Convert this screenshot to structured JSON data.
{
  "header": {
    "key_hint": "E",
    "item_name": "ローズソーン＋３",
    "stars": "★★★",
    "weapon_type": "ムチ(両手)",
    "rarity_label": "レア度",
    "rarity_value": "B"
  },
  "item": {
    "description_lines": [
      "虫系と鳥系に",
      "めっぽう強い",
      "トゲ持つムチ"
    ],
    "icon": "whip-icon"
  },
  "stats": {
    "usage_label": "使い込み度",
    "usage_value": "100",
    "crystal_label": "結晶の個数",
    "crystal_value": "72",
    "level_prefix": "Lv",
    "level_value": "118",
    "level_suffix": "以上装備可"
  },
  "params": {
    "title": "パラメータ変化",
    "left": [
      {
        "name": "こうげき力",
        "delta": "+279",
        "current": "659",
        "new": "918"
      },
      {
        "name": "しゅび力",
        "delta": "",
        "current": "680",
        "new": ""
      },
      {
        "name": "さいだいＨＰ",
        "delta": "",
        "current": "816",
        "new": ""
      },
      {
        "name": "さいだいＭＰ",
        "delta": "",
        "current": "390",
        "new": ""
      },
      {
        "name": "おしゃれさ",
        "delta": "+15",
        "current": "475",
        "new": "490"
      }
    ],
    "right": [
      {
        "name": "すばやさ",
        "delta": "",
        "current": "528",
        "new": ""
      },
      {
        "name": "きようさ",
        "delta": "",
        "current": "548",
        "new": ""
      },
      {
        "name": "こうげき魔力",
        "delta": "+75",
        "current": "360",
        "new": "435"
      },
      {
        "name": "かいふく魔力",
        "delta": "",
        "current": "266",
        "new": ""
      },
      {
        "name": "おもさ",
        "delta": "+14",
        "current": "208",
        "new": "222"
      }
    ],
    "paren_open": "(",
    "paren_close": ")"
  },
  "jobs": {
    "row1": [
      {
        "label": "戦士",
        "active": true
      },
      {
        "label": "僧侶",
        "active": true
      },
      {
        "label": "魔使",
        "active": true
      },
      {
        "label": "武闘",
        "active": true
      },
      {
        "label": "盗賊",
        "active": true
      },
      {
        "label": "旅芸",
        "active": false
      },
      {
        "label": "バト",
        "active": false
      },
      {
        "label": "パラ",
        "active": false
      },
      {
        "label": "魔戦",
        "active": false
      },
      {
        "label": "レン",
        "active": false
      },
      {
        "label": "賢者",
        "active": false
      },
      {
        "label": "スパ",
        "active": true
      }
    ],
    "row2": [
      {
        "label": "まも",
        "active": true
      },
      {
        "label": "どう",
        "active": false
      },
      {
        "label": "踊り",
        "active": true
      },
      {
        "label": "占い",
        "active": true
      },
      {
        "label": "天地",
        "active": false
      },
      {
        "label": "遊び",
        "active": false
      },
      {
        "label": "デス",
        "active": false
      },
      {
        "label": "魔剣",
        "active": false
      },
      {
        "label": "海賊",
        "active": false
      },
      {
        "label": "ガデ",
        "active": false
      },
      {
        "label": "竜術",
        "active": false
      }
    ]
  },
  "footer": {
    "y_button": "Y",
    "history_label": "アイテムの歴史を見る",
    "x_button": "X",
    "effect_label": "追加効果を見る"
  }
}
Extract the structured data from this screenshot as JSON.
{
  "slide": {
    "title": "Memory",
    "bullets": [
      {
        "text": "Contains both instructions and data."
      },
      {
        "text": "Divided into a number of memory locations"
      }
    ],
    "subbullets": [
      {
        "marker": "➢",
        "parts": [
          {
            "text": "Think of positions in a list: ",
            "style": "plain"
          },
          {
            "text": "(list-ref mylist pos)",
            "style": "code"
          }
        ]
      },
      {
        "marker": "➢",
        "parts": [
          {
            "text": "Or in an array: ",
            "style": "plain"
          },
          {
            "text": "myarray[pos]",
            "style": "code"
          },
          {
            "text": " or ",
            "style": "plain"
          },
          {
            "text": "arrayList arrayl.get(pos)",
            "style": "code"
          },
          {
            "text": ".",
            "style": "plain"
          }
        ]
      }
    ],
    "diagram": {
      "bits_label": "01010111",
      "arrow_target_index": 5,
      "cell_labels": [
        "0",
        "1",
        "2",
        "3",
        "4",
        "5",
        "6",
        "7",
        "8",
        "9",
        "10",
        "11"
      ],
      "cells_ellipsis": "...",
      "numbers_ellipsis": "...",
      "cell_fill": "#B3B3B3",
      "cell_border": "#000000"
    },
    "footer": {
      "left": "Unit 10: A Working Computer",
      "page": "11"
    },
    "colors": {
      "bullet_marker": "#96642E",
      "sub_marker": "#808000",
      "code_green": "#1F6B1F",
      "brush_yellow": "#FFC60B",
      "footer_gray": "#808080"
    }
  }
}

* What you need to do
Each entry above needs to be retyped exactly.

* The solution
Convert this screenshot to structured JSON data.
{
  "header": {
    "key_hint": "E",
    "item_name": "ローズソーン＋３",
    "stars": "★★★",
    "weapon_type": "ムチ(両手)",
    "rarity_label": "レア度",
    "rarity_value": "B"
  },
  "item": {
    "description_lines": [
      "虫系と鳥系に",
      "めっぽう強い",
      "トゲ持つムチ"
    ],
    "icon": "whip-icon"
  },
  "stats": {
    "usage_label": "使い込み度",
    "usage_value": "100",
    "crystal_label": "結晶の個数",
    "crystal_value": "72",
    "level_prefix": "Lv",
    "level_value": "118",
    "level_suffix": "以上装備可"
  },
  "params": {
    "title": "パラメータ変化",
    "left": [
      {
        "name": "こうげき力",
        "delta": "+279",
        "current": "659",
        "new": "918"
      },
      {
        "name": "しゅび力",
        "delta": "",
        "current": "680",
        "new": ""
      },
      {
        "name": "さいだいＨＰ",
        "delta": "",
        "current": "816",
        "new": ""
      },
      {
        "name": "さいだいＭＰ",
        "delta": "",
        "current": "390",
        "new": ""
      },
      {
        "name": "おしゃれさ",
        "delta": "+15",
        "current": "475",
        "new": "490"
      }
    ],
    "right": [
      {
        "name": "すばやさ",
        "delta": "",
        "current": "528",
        "new": ""
      },
      {
        "name": "きようさ",
        "delta": "",
        "current": "548",
        "new": ""
      },
      {
        "name": "こうげき魔力",
        "delta": "+75",
        "current": "360",
        "new": "435"
      },
      {
        "name": "かいふく魔力",
        "delta": "",
        "current": "266",
        "new": ""
      },
      {
        "name": "おもさ",
        "delta": "+14",
        "current": "208",
        "new": "222"
      }
    ],
    "paren_open": "(",
    "paren_close": ")"
  },
  "jobs": {
    "row1": [
      {
        "label": "戦士",
        "active": true
      },
      {
        "label": "僧侶",
        "active": true
      },
      {
        "label": "魔使",
        "active": true
      },
      {
        "label": "武闘",
        "active": true
      },
      {
        "label": "盗賊",
        "active": true
      },
      {
        "label": "旅芸",
        "active": false
      },
      {
        "label": "バト",
        "active": false
      },
      {
        "label": "パラ",
        "active": false
      },
      {
        "label": "魔戦",
        "active": false
      },
      {
        "label": "レン",
        "active": false
      },
      {
        "label": "賢者",
        "active": false
      },
      {
        "label": "スパ",
        "active": true
      }
    ],
    "row2": [
      {
        "label": "まも",
        "active": true
      },
      {
        "label": "どう",
        "active": false
      },
      {
        "label": "踊り",
        "active": true
      },
      {
        "label": "占い",
        "active": true
      },
      {
        "label": "天地",
        "active": false
      },
      {
        "label": "遊び",
        "active": false
      },
      {
        "label": "デス",
        "active": false
      },
      {
        "label": "魔剣",
        "active": false
      },
      {
        "label": "海賊",
        "active": false
      },
      {
        "label": "ガデ",
        "active": false
      },
      {
        "label": "竜術",
        "active": false
      }
    ]
  },
  "footer": {
    "y_button": "Y",
    "history_label": "アイテムの歴史を見る",
    "x_button": "X",
    "effect_label": "追加効果を見る"
  }
}
Extract the structured data from this screenshot as JSON.
{
  "slide": {
    "title": "Memory",
    "bullets": [
      {
        "text": "Contains both instructions and data."
      },
      {
        "text": "Divided into a number of memory locations"
      }
    ],
    "subbullets": [
      {
        "marker": "➢",
        "parts": [
          {
            "text": "Think of positions in a list: ",
            "style": "plain"
          },
          {
            "text": "(list-ref mylist pos)",
            "style": "code"
          }
        ]
      },
      {
        "marker": "➢",
        "parts": [
          {
            "text": "Or in an array: ",
            "style": "plain"
          },
          {
            "text": "myarray[pos]",
            "style": "code"
          },
          {
            "text": " or ",
            "style": "plain"
          },
          {
            "text": "arrayList arrayl.get(pos)",
            "style": "code"
          },
          {
            "text": ".",
            "style": "plain"
          }
        ]
      }
    ],
    "diagram": {
      "bits_label": "01010111",
      "arrow_target_index": 5,
      "cell_labels": [
        "0",
        "1",
        "2",
        "3",
        "4",
        "5",
        "6",
        "7",
        "8",
        "9",
        "10",
        "11"
      ],
      "cells_ellipsis": "...",
      "numbers_ellipsis": "...",
      "cell_fill": "#B3B3B3",
      "cell_border": "#000000"
    },
    "footer": {
      "left": "Unit 10: A Working Computer",
      "page": "11"
    },
    "colors": {
      "bullet_marker": "#96642E",
      "sub_marker": "#808000",
      "code_green": "#1F6B1F",
      "brush_yellow": "#FFC60B",
      "footer_gray": "#808080"
    }
  }
}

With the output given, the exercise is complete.